TASK TO CARRY OUT:
Search the records for the word "name" and pick out every line that has it.

______

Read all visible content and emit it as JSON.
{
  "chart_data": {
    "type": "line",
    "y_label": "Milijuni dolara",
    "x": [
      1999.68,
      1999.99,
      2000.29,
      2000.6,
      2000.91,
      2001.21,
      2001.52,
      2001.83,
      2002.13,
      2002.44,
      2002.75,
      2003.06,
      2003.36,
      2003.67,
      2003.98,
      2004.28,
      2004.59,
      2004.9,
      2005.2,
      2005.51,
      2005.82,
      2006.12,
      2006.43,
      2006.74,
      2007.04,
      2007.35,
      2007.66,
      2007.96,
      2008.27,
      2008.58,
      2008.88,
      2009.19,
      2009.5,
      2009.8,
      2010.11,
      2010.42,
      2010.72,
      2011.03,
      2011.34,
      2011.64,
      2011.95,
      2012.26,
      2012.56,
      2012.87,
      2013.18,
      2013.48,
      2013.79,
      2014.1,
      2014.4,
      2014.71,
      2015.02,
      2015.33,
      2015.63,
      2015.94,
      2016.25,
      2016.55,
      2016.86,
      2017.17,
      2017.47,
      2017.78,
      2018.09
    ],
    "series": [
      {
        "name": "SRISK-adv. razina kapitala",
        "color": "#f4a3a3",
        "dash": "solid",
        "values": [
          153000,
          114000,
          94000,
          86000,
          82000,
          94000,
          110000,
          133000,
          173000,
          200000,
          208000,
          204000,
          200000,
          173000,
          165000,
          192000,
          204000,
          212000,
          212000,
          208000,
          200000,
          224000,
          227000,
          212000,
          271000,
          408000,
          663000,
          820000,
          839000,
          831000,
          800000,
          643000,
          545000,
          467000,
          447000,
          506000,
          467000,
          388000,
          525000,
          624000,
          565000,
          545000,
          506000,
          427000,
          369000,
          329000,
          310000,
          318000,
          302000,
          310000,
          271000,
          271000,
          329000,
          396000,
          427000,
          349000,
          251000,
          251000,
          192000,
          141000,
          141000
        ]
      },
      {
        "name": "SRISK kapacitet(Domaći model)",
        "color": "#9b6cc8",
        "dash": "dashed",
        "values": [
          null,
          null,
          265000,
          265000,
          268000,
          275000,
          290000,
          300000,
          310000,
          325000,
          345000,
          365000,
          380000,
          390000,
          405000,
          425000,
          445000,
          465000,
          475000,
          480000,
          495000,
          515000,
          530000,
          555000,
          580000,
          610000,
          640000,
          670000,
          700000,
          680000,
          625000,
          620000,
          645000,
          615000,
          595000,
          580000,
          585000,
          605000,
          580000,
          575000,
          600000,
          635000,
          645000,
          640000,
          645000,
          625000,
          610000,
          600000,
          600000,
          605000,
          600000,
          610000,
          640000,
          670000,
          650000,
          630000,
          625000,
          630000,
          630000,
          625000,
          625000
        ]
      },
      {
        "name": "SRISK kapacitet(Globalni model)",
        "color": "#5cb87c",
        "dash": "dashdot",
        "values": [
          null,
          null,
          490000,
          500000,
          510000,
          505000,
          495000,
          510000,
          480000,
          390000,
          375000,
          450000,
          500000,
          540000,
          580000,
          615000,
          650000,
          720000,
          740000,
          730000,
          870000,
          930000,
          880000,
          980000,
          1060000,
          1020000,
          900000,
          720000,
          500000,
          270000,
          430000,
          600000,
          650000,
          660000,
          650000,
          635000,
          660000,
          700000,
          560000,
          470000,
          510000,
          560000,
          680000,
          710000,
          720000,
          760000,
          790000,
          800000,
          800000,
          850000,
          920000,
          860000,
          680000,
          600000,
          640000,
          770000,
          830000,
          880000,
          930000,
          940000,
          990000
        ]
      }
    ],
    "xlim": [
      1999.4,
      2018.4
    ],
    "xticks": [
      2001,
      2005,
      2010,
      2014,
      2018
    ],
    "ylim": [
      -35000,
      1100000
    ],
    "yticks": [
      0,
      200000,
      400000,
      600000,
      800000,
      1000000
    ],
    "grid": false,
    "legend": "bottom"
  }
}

______

SOLUTION TO THIS TASK:
        "name": "SRISK-adv. razina kapitala",
        "name": "SRISK kapacitet(Domaći model)",
        "name": "SRISK kapacitet(Globalni model)",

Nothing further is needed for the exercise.